>> begin Provided data

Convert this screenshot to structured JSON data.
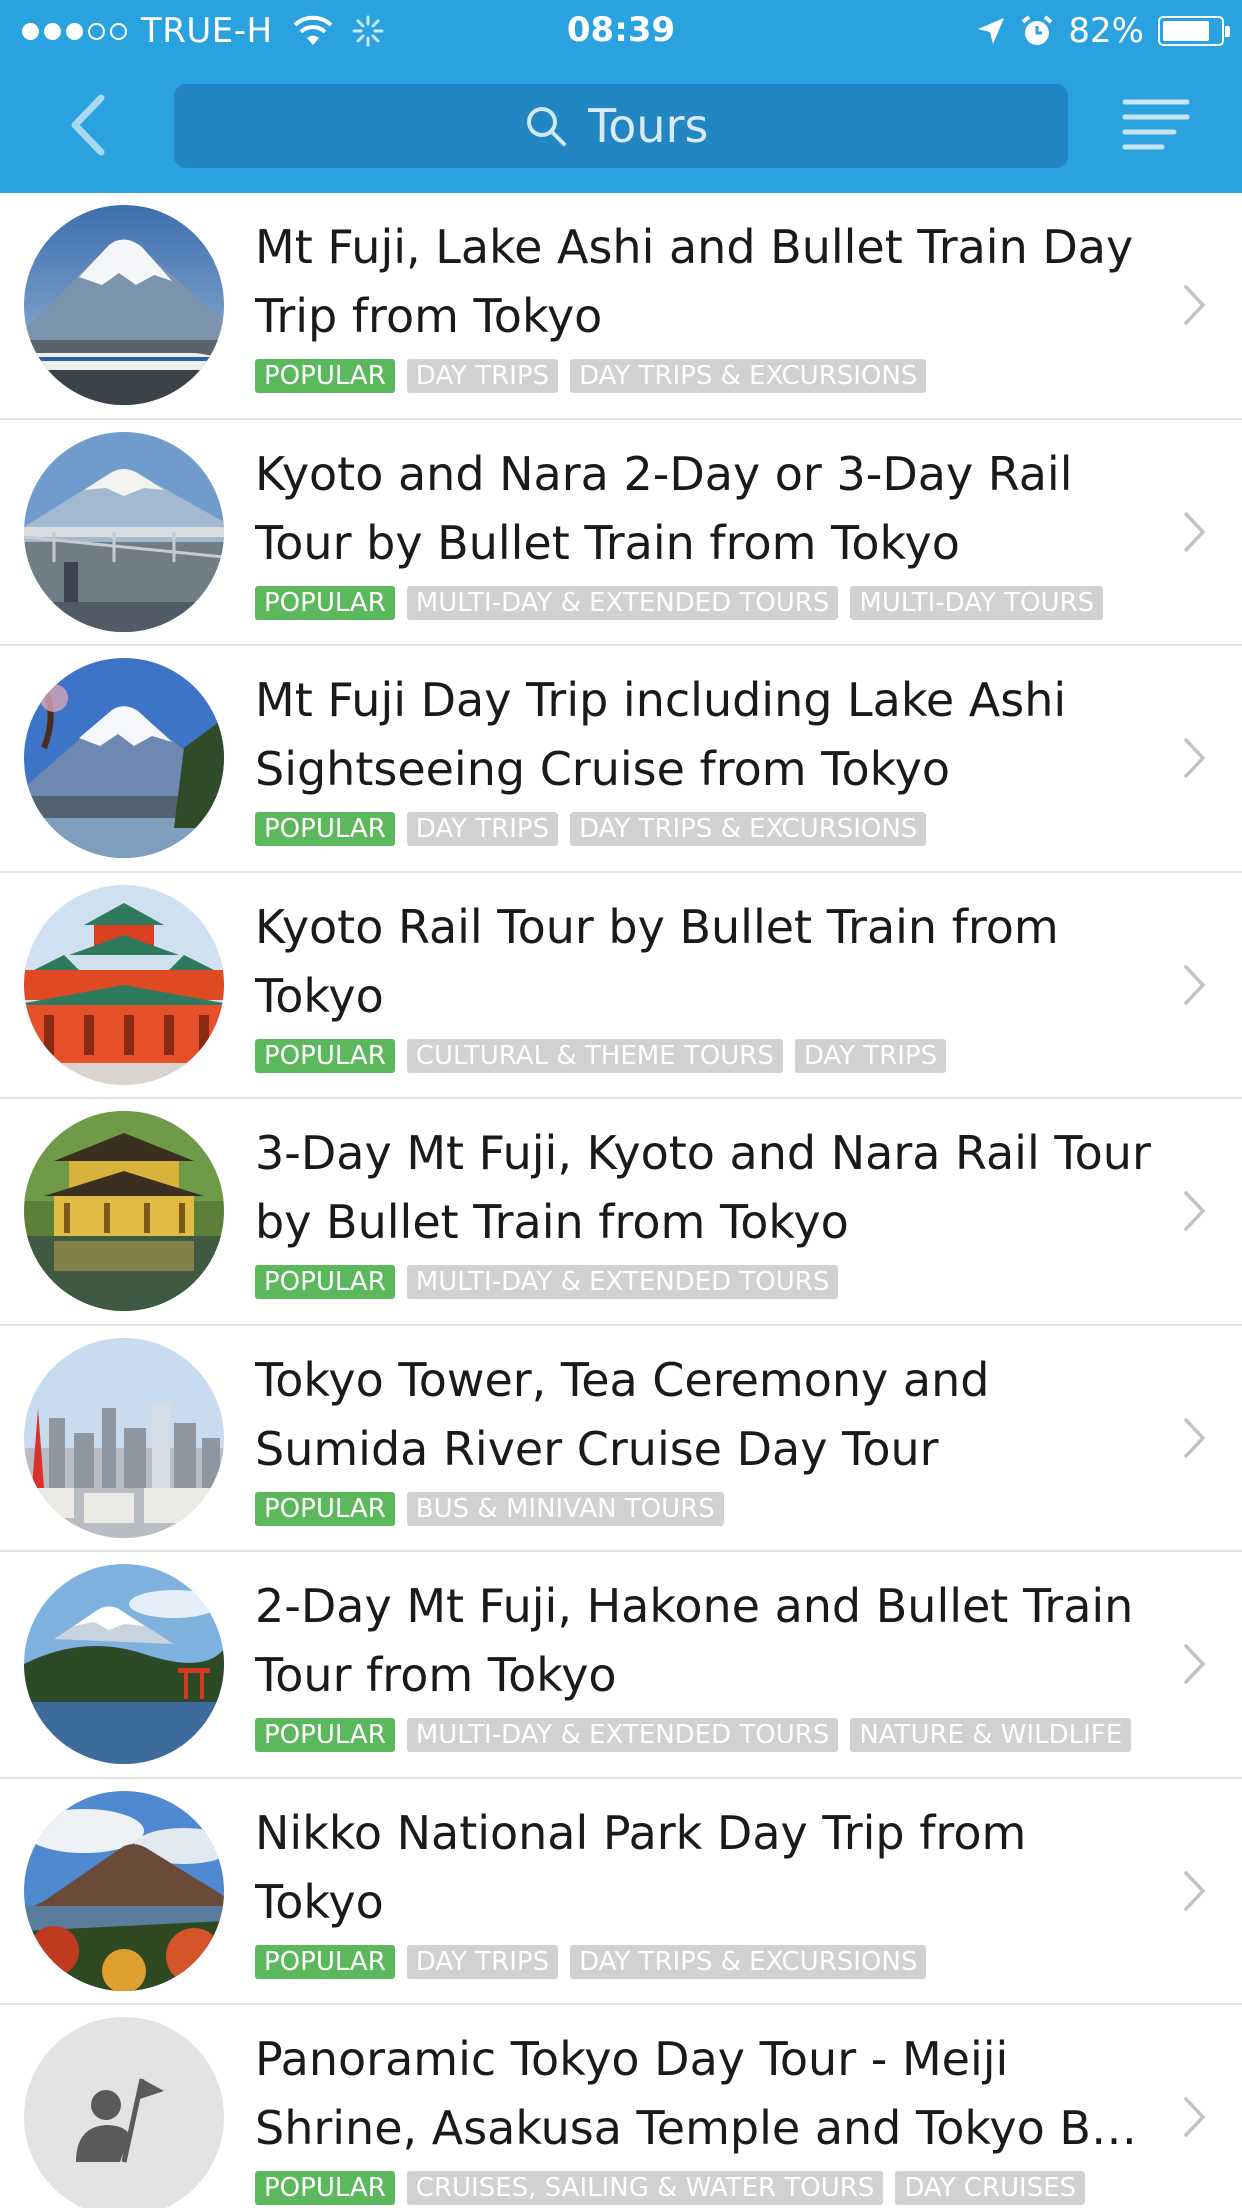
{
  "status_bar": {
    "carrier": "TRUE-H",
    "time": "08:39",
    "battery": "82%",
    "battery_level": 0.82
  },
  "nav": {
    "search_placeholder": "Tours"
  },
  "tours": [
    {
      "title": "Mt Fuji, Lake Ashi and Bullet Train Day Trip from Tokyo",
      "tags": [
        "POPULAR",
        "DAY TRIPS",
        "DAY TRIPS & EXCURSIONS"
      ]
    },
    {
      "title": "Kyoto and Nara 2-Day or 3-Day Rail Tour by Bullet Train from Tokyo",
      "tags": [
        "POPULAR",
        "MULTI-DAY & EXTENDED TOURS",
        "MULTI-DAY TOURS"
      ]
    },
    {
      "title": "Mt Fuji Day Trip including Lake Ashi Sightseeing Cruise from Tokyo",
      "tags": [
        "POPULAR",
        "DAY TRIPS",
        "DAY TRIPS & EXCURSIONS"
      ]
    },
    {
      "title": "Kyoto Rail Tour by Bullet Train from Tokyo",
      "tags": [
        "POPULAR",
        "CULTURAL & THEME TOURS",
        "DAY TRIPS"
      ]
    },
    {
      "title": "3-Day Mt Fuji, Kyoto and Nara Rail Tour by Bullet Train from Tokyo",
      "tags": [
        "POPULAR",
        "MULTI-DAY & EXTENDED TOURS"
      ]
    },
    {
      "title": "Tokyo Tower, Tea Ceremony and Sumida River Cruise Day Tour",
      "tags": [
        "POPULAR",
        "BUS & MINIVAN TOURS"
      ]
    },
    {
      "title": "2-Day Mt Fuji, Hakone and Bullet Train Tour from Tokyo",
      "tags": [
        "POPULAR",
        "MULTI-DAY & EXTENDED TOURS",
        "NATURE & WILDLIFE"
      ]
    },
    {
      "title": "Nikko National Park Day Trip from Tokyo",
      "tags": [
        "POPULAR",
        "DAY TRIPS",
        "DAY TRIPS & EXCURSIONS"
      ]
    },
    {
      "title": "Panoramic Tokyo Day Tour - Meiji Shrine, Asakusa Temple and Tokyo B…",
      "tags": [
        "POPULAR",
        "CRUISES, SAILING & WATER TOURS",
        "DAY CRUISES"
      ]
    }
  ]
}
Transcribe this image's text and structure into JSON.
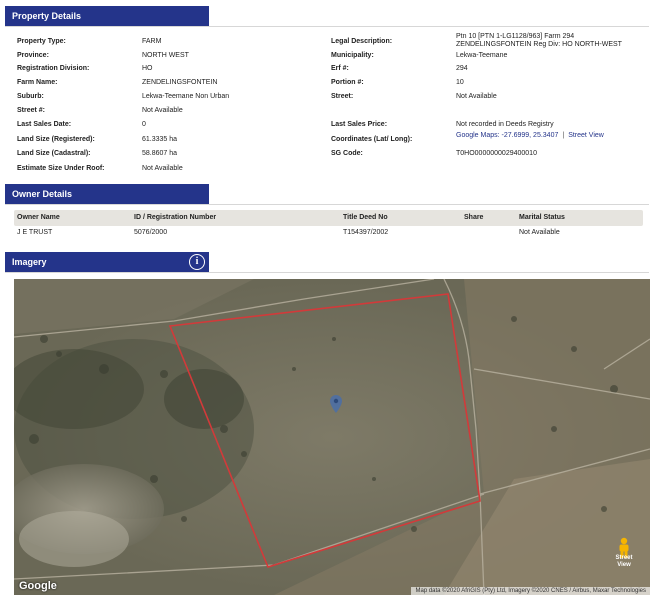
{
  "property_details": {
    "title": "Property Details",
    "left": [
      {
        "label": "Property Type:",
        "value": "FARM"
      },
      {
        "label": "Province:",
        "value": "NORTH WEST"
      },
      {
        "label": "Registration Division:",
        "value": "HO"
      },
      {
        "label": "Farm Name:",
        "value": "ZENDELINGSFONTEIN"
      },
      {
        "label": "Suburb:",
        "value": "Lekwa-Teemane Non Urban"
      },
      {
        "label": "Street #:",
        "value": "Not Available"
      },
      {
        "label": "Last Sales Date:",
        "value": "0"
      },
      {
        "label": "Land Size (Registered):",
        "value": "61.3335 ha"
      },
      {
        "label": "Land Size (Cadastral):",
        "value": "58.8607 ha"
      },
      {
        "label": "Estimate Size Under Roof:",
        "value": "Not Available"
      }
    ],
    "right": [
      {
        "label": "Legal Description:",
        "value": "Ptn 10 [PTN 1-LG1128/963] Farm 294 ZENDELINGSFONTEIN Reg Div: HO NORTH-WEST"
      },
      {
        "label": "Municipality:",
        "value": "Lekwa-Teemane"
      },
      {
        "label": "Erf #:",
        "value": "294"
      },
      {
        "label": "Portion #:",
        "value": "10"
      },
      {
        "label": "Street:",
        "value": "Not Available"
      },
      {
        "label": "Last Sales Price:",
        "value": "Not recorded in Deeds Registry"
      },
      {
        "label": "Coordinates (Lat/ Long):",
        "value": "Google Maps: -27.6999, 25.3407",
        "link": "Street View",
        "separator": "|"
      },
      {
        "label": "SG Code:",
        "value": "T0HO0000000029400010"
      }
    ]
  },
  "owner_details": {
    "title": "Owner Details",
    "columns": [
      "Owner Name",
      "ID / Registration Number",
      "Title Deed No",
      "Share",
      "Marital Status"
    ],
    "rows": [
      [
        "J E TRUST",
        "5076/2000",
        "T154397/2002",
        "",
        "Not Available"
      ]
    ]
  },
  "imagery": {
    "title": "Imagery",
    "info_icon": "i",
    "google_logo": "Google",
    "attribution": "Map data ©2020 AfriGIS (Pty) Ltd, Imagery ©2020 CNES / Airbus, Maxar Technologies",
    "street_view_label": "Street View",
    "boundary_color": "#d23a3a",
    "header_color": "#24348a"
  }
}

>> end Provided data

Copy each line of the data above that holds "Ashi".

      "title": "Mt Fuji, Lake Ashi and Bullet Train Day Trip from Tokyo",
      "title": "Mt Fuji Day Trip including Lake Ashi Sightseeing Cruise from Tokyo",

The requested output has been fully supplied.